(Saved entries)
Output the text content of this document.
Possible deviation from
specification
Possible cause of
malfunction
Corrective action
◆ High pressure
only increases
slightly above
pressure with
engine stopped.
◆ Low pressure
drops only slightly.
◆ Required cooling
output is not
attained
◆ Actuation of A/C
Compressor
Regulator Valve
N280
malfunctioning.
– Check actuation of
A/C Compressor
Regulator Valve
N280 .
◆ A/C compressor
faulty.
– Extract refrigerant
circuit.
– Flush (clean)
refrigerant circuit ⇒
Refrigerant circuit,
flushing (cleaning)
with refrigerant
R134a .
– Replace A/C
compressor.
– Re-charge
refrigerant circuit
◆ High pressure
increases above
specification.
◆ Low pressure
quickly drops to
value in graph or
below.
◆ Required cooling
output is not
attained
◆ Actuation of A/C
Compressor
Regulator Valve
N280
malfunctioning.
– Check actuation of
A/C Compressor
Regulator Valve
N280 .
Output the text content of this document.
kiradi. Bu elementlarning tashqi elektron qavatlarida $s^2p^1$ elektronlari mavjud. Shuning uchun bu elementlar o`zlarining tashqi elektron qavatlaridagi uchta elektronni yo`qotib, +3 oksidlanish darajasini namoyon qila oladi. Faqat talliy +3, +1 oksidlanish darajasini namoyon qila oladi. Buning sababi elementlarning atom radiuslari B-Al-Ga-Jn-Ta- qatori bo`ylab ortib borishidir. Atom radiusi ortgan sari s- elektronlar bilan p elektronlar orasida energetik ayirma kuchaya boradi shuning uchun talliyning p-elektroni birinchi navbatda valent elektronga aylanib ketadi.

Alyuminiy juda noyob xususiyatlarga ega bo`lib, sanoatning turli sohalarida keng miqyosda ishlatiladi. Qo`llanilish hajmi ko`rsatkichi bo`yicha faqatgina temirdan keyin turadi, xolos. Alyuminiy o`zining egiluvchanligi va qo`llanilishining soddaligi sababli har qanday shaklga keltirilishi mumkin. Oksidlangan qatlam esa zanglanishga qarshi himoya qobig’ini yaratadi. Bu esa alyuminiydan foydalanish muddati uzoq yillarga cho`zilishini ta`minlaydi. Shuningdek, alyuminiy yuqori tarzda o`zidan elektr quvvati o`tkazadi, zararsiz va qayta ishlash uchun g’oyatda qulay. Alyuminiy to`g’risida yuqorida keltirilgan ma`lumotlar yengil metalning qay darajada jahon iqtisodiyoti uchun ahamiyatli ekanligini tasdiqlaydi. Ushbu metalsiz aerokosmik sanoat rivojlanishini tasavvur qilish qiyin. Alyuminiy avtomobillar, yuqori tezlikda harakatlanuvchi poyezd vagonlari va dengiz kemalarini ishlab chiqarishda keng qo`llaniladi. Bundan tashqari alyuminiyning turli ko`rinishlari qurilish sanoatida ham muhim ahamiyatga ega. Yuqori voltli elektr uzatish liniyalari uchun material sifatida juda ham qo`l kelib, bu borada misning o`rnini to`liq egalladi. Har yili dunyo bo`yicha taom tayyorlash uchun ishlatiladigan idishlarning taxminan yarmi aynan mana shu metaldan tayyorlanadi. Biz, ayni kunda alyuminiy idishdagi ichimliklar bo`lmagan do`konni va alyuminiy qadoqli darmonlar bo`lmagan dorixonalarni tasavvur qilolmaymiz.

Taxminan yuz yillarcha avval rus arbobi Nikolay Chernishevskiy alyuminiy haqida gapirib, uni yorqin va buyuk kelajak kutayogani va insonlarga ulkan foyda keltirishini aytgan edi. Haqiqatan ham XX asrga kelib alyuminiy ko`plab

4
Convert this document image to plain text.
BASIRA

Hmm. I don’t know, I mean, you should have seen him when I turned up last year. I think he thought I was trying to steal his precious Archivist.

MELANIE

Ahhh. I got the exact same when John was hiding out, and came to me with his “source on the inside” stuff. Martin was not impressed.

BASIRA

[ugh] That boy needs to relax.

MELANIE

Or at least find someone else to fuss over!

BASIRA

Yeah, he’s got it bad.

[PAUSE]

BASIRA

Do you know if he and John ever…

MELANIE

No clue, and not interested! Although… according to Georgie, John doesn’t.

What needs to be done
State, as a bare number, how many lines of the listing hold the word "only".

Solution to this problem
2